- **What to work on**
Set the listing down again in full, word for word, with the pictures left out.
----
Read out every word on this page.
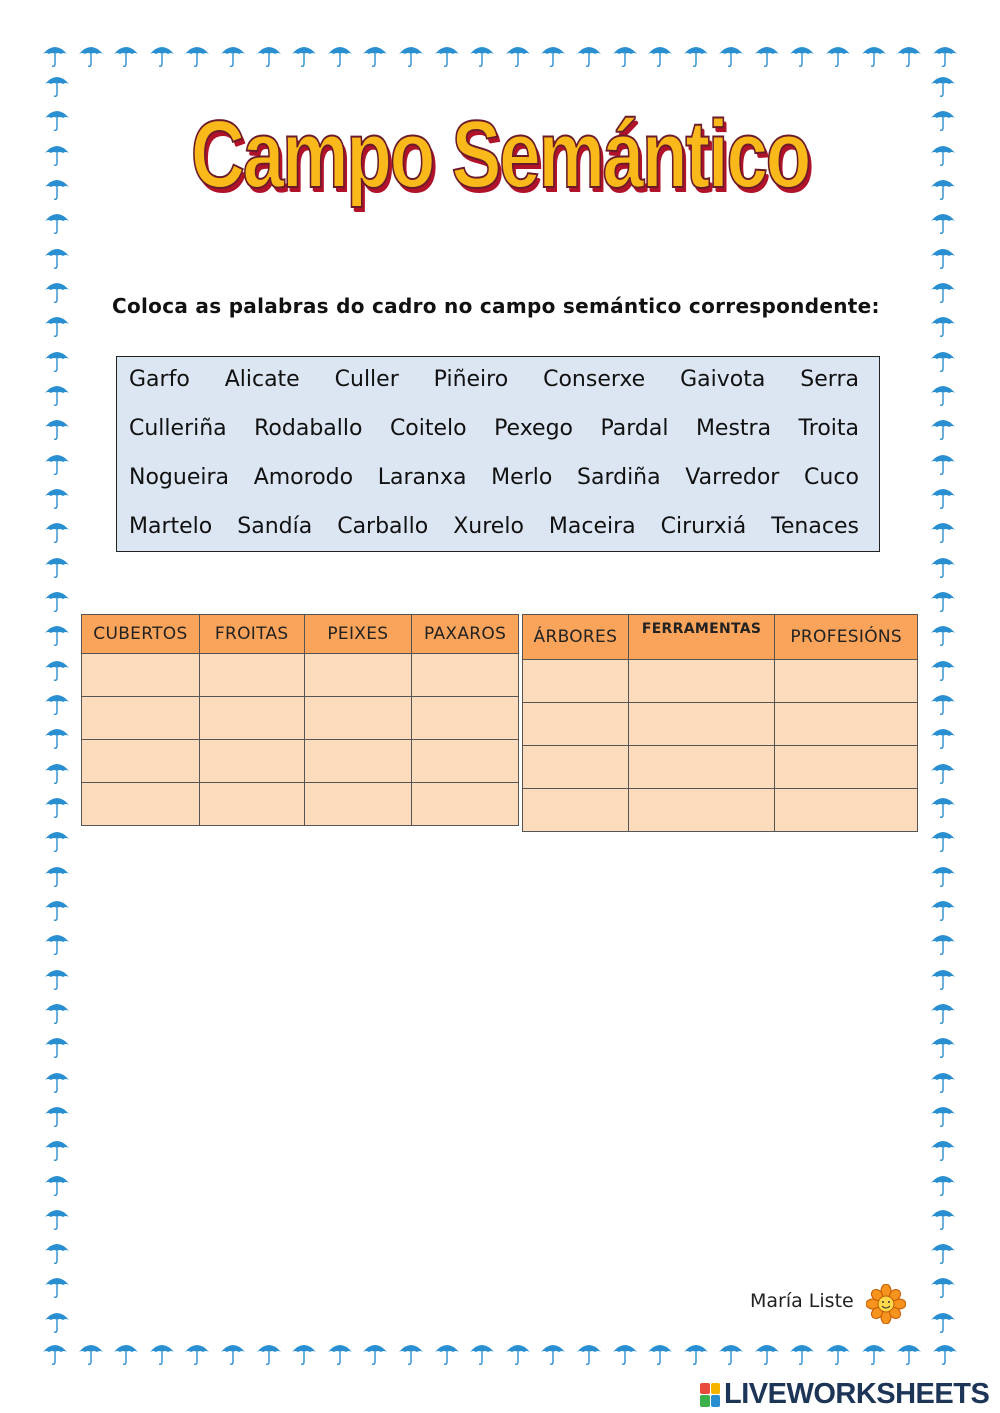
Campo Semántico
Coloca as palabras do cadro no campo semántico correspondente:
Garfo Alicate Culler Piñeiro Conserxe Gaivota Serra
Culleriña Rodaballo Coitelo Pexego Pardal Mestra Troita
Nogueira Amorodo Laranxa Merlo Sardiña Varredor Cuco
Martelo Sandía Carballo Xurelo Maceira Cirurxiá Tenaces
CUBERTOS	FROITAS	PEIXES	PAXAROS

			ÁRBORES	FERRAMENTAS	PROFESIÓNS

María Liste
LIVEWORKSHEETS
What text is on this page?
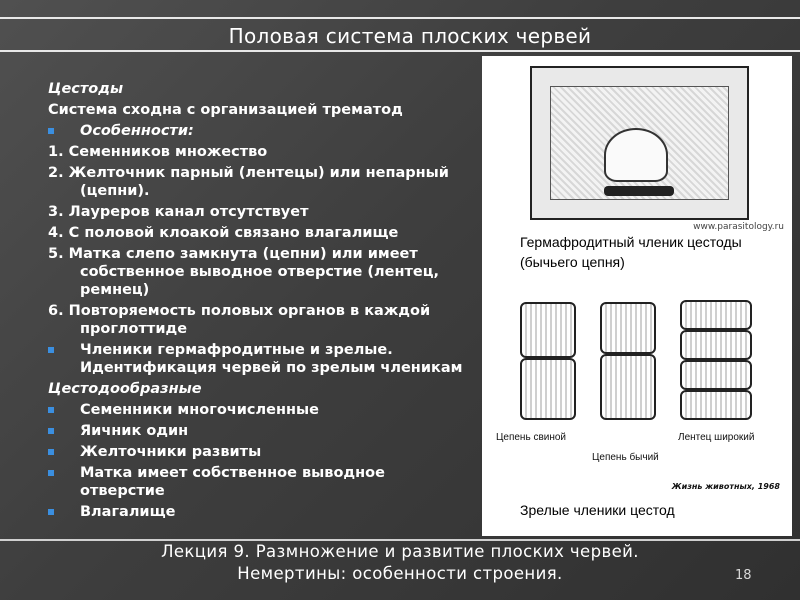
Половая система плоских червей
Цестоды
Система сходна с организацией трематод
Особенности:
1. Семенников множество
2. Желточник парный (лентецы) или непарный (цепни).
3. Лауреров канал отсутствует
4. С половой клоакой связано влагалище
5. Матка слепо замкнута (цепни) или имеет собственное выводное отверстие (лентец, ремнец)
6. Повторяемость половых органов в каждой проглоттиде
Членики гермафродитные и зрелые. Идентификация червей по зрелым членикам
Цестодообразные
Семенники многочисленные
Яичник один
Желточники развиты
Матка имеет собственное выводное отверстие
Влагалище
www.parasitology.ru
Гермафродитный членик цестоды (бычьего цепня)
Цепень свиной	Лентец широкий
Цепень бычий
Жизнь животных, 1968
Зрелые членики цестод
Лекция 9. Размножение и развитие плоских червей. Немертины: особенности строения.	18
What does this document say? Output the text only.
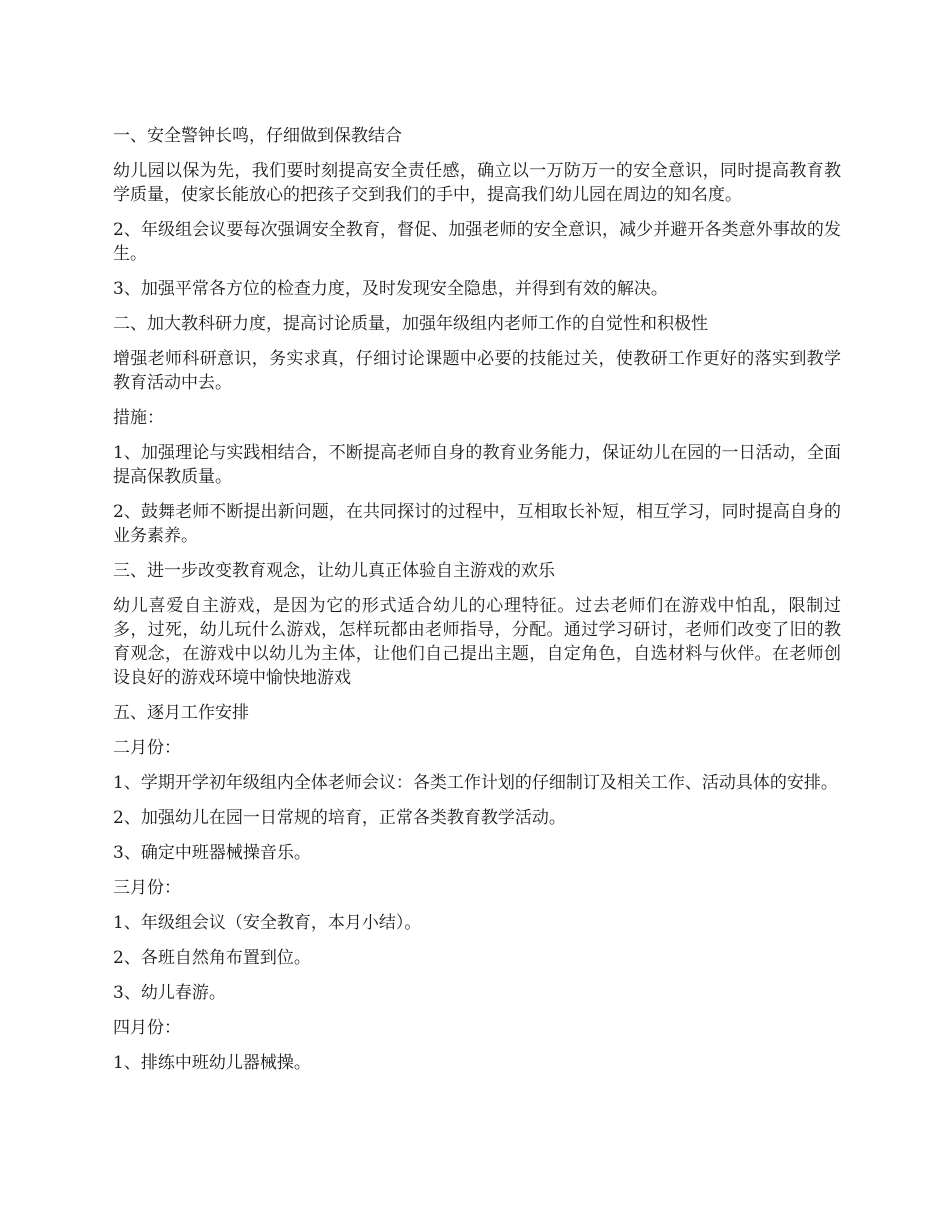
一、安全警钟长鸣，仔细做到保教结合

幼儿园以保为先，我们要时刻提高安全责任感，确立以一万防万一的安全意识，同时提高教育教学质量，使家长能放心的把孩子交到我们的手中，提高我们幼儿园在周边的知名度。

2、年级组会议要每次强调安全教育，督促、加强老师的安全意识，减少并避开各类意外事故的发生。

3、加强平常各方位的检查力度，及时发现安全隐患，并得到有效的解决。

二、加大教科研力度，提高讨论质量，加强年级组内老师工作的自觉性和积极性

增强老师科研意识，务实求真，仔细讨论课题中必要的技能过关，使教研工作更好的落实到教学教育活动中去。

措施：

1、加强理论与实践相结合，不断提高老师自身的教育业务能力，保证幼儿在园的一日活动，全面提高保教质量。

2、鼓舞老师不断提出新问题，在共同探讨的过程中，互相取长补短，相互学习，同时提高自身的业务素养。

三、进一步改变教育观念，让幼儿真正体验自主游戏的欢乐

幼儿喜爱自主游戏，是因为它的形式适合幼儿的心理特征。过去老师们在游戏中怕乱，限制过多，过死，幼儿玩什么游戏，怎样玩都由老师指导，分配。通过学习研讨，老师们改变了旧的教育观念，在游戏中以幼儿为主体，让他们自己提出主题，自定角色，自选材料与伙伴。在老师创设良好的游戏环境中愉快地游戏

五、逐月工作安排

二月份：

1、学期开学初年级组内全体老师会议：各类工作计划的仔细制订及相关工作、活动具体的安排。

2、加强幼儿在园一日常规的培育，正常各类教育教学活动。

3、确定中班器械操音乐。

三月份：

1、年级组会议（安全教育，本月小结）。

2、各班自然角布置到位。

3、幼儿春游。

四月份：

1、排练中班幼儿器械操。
----
- **Answer to the task**
Read out every word on this page.
Campo Semántico
Coloca as palabras do cadro no campo semántico correspondente:
Garfo Alicate Culler Piñeiro Conserxe Gaivota Serra
Culleriña Rodaballo Coitelo Pexego Pardal Mestra Troita
Nogueira Amorodo Laranxa Merlo Sardiña Varredor Cuco
Martelo Sandía Carballo Xurelo Maceira Cirurxiá Tenaces
CUBERTOS	FROITAS	PEIXES	PAXAROS

			ÁRBORES	FERRAMENTAS	PROFESIÓNS

María Liste
LIVEWORKSHEETS
What text is on this page?
Половая система плоских червей
Цестоды
Система сходна с организацией трематод
Особенности:
1. Семенников множество
2. Желточник парный (лентецы) или непарный (цепни).
3. Лауреров канал отсутствует
4. С половой клоакой связано влагалище
5. Матка слепо замкнута (цепни) или имеет собственное выводное отверстие (лентец, ремнец)
6. Повторяемость половых органов в каждой проглоттиде
Членики гермафродитные и зрелые. Идентификация червей по зрелым членикам
Цестодообразные
Семенники многочисленные
Яичник один
Желточники развиты
Матка имеет собственное выводное отверстие
Влагалище
www.parasitology.ru
Гермафродитный членик цестоды (бычьего цепня)
Цепень свиной	Лентец широкий
Цепень бычий
Жизнь животных, 1968
Зрелые членики цестод
Лекция 9. Размножение и развитие плоских червей. Немертины: особенности строения.	18
What does this document say? Output the text only.
一、安全警钟长鸣，仔细做到保教结合

幼儿园以保为先，我们要时刻提高安全责任感，确立以一万防万一的安全意识，同时提高教育教学质量，使家长能放心的把孩子交到我们的手中，提高我们幼儿园在周边的知名度。

2、年级组会议要每次强调安全教育，督促、加强老师的安全意识，减少并避开各类意外事故的发生。

3、加强平常各方位的检查力度，及时发现安全隐患，并得到有效的解决。

二、加大教科研力度，提高讨论质量，加强年级组内老师工作的自觉性和积极性

增强老师科研意识，务实求真，仔细讨论课题中必要的技能过关，使教研工作更好的落实到教学教育活动中去。

措施：

1、加强理论与实践相结合，不断提高老师自身的教育业务能力，保证幼儿在园的一日活动，全面提高保教质量。

2、鼓舞老师不断提出新问题，在共同探讨的过程中，互相取长补短，相互学习，同时提高自身的业务素养。

三、进一步改变教育观念，让幼儿真正体验自主游戏的欢乐

幼儿喜爱自主游戏，是因为它的形式适合幼儿的心理特征。过去老师们在游戏中怕乱，限制过多，过死，幼儿玩什么游戏，怎样玩都由老师指导，分配。通过学习研讨，老师们改变了旧的教育观念，在游戏中以幼儿为主体，让他们自己提出主题，自定角色，自选材料与伙伴。在老师创设良好的游戏环境中愉快地游戏

五、逐月工作安排

二月份：

1、学期开学初年级组内全体老师会议：各类工作计划的仔细制订及相关工作、活动具体的安排。

2、加强幼儿在园一日常规的培育，正常各类教育教学活动。

3、确定中班器械操音乐。

三月份：

1、年级组会议（安全教育，本月小结）。

2、各班自然角布置到位。

3、幼儿春游。

四月份：

1、排练中班幼儿器械操。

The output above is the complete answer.